## Text passage:
We need to reinvent ourselves

Two insightful articles from the Washington Post echo concerns I’ve been expressing for years that the news media in this country is in deep trouble. I know I sound like a broken record sometimes, but we need to reinvent ourselves or it will be done for us.

As I noted in my most recent essay [Searching for the Bottom], revenue isn’t the problem. The problem is audience. Solve the problem and the revenue will be there.

Frank Ahrens writes that the venerable newspaper is in trouble and that the industry is struggling to remake itself.

Papers are conducting exhaustive surveys to find out what readers want. They are launching new sections, beefing up Web sites and spinning off free community papers and commuter giveaways in hopes of widening their audience. They even are trying to change the very language of the industry, asking advertisers and investors to dwell less on “circulation” — how many papers are sold — and more on “readership,” or the number of people exposed to a paper’s journalism wherever it appears, in print, on the Web or over the air.
Howard Kurtz looks less at the business of the media and more at what’s going on inside and concludes that, in many ways, we’re shooting ourselves in the foot.

## Information provided:
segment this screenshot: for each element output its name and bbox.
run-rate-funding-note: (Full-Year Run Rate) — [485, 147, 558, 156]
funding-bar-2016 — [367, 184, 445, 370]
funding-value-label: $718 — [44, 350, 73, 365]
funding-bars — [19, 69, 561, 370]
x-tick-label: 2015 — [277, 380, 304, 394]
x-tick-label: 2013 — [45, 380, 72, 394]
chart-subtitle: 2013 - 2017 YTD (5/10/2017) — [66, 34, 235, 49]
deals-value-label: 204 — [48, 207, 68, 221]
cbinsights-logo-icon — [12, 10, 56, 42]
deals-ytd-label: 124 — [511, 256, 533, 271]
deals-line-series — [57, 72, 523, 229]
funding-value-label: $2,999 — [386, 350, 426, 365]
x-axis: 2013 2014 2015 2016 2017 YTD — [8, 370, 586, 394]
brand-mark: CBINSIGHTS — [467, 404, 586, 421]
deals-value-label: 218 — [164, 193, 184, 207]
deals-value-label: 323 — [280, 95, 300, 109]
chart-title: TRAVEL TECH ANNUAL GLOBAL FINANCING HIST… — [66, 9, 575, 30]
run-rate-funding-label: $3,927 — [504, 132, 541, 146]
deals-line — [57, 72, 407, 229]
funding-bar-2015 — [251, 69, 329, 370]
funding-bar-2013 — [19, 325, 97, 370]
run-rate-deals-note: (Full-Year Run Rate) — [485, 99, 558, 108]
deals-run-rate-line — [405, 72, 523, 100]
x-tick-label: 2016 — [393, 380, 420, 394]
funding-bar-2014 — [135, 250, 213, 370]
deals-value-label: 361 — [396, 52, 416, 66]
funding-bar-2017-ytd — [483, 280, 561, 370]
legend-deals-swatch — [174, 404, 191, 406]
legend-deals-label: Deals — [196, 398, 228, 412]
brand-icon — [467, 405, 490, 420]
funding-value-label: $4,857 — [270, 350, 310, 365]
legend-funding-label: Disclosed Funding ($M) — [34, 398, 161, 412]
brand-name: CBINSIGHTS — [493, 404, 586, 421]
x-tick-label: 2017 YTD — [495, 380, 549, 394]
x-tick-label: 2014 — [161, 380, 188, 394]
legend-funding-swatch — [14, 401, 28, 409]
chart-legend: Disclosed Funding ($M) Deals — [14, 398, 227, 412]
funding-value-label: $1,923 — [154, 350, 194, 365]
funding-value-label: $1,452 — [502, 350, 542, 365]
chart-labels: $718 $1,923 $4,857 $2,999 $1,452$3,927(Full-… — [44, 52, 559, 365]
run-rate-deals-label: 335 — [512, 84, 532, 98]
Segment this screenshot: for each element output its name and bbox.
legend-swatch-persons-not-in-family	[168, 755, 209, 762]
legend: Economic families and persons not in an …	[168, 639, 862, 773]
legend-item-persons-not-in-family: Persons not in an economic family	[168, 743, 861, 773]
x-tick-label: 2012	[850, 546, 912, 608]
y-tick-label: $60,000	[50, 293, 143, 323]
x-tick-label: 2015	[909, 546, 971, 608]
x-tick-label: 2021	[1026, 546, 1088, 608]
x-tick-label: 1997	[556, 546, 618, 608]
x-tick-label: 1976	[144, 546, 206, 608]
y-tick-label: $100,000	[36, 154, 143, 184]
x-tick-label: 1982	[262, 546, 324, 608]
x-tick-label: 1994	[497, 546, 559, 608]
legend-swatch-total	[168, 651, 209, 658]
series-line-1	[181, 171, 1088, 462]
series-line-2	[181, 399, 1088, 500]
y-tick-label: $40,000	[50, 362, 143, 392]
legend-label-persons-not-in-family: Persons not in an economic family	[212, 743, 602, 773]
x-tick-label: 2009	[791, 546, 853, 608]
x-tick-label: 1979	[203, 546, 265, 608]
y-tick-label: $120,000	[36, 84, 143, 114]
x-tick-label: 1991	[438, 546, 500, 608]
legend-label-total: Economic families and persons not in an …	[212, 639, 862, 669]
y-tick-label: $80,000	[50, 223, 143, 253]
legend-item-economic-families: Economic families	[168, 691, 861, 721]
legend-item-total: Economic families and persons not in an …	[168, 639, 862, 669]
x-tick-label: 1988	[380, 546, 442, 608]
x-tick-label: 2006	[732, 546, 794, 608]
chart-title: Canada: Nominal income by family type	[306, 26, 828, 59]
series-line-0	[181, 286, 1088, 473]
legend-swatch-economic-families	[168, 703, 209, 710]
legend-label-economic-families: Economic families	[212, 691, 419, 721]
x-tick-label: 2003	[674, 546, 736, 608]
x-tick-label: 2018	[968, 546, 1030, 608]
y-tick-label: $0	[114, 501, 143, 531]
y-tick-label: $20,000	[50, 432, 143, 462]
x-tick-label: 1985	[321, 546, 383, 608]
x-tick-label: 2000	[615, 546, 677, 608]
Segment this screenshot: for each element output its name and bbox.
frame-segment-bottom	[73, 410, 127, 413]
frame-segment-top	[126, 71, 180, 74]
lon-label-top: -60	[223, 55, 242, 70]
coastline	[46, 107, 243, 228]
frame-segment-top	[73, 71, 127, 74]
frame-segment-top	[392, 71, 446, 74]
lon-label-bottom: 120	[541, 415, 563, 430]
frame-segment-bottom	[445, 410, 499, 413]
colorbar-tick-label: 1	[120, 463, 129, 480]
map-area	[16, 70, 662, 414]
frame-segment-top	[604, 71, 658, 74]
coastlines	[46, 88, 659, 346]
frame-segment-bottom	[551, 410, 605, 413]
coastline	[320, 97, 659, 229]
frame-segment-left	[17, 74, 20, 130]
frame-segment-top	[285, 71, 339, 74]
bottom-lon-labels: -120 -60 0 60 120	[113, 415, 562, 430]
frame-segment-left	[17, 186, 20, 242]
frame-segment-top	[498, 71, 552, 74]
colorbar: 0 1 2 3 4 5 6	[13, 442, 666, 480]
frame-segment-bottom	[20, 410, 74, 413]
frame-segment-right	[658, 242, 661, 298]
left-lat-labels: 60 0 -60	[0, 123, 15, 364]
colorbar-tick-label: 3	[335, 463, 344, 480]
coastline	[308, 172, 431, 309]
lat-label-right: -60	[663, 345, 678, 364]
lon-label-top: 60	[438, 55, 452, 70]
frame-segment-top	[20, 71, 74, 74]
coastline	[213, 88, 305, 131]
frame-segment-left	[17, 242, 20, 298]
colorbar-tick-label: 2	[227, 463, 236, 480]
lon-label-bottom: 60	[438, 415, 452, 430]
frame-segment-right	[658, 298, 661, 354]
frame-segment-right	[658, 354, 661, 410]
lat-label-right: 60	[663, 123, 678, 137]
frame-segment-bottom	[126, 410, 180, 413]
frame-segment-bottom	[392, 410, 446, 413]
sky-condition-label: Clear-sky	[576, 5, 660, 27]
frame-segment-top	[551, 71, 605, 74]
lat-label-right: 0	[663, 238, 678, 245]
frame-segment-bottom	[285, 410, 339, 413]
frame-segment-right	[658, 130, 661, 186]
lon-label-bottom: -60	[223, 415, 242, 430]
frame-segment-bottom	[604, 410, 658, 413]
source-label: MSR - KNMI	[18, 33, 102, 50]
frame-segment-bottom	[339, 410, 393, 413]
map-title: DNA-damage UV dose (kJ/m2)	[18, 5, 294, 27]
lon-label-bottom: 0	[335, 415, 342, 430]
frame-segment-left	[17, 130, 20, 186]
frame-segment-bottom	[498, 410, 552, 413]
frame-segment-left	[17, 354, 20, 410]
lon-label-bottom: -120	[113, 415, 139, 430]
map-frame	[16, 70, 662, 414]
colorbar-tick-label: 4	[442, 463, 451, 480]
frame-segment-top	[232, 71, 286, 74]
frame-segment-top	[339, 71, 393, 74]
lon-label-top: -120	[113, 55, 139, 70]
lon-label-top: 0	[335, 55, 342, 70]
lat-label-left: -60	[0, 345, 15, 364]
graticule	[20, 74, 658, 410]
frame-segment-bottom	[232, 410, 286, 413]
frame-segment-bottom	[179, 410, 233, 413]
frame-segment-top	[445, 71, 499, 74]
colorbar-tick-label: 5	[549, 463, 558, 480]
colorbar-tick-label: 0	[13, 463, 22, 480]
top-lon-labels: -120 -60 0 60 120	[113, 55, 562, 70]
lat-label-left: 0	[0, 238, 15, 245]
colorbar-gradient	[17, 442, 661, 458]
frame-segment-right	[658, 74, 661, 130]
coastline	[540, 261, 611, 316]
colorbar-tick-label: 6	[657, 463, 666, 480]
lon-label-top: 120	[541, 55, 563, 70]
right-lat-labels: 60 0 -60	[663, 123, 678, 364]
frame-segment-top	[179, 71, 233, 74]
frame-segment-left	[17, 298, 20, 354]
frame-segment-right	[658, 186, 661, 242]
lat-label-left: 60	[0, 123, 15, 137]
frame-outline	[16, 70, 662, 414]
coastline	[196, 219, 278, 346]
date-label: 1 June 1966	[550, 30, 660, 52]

## What you need to do:
Decide whether each statement agrees with the passage on the news media, answering yes or no and quoting the words of the passage that settle it: (a) The writer sees revenue as the core problem. (b) Newspapers are spinning off free community papers. (c) Howard Kurtz looks mainly at the business side of the media. The listing comes from a different source than the text.

## Problem solution:
(a) No: "revenue isn’t the problem. The problem is audience."
(b) Yes: "spinning off free community papers and commuter giveaways in hopes of widening their audience"
(c) No: "Howard Kurtz looks less at the business of the media and more at what’s going on inside"